Problem to solve —
Would you transcribe all of the data exactly, down to the last character?

Data items
•••
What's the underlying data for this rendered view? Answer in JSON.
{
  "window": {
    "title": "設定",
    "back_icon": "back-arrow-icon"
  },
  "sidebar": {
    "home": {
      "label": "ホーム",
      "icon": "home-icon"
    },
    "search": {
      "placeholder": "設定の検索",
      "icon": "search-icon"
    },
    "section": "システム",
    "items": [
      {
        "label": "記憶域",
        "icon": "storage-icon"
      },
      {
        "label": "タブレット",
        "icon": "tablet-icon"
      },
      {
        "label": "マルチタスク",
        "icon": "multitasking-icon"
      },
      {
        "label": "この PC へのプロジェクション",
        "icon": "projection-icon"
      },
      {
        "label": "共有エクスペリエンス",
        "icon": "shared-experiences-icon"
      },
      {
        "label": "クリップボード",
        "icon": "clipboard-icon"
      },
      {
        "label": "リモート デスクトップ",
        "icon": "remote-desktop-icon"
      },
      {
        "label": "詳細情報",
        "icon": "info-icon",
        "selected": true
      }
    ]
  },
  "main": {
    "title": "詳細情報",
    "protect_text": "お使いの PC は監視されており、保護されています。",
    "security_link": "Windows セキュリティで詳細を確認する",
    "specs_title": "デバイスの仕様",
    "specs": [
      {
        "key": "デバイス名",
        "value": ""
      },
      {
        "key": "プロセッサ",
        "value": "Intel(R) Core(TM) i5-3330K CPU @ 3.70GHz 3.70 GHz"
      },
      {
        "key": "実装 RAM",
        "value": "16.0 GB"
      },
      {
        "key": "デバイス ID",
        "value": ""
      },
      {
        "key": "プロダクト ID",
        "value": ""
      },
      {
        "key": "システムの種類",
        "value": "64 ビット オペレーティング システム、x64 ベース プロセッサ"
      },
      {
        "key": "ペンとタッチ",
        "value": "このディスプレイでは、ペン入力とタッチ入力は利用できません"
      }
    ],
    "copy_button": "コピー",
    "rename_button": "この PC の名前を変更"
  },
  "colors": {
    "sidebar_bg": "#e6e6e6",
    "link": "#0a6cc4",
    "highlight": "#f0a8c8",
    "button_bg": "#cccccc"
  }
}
•••
Correct answer —
What's the underlying data for this rendered view? Answer in JSON.
{
  "window": {
    "title": "設定",
    "back_icon": "back-arrow-icon"
  },
  "sidebar": {
    "home": {
      "label": "ホーム",
      "icon": "home-icon"
    },
    "search": {
      "placeholder": "設定の検索",
      "icon": "search-icon"
    },
    "section": "システム",
    "items": [
      {
        "label": "記憶域",
        "icon": "storage-icon"
      },
      {
        "label": "タブレット",
        "icon": "tablet-icon"
      },
      {
        "label": "マルチタスク",
        "icon": "multitasking-icon"
      },
      {
        "label": "この PC へのプロジェクション",
        "icon": "projection-icon"
      },
      {
        "label": "共有エクスペリエンス",
        "icon": "shared-experiences-icon"
      },
      {
        "label": "クリップボード",
        "icon": "clipboard-icon"
      },
      {
        "label": "リモート デスクトップ",
        "icon": "remote-desktop-icon"
      },
      {
        "label": "詳細情報",
        "icon": "info-icon",
        "selected": true
      }
    ]
  },
  "main": {
    "title": "詳細情報",
    "protect_text": "お使いの PC は監視されており、保護されています。",
    "security_link": "Windows セキュリティで詳細を確認する",
    "specs_title": "デバイスの仕様",
    "specs": [
      {
        "key": "デバイス名",
        "value": ""
      },
      {
        "key": "プロセッサ",
        "value": "Intel(R) Core(TM) i5-3330K CPU @ 3.70GHz 3.70 GHz"
      },
      {
        "key": "実装 RAM",
        "value": "16.0 GB"
      },
      {
        "key": "デバイス ID",
        "value": ""
      },
      {
        "key": "プロダクト ID",
        "value": ""
      },
      {
        "key": "システムの種類",
        "value": "64 ビット オペレーティング システム、x64 ベース プロセッサ"
      },
      {
        "key": "ペンとタッチ",
        "value": "このディスプレイでは、ペン入力とタッチ入力は利用できません"
      }
    ],
    "copy_button": "コピー",
    "rename_button": "この PC の名前を変更"
  },
  "colors": {
    "sidebar_bg": "#e6e6e6",
    "link": "#0a6cc4",
    "highlight": "#f0a8c8",
    "button_bg": "#cccccc"
  }
}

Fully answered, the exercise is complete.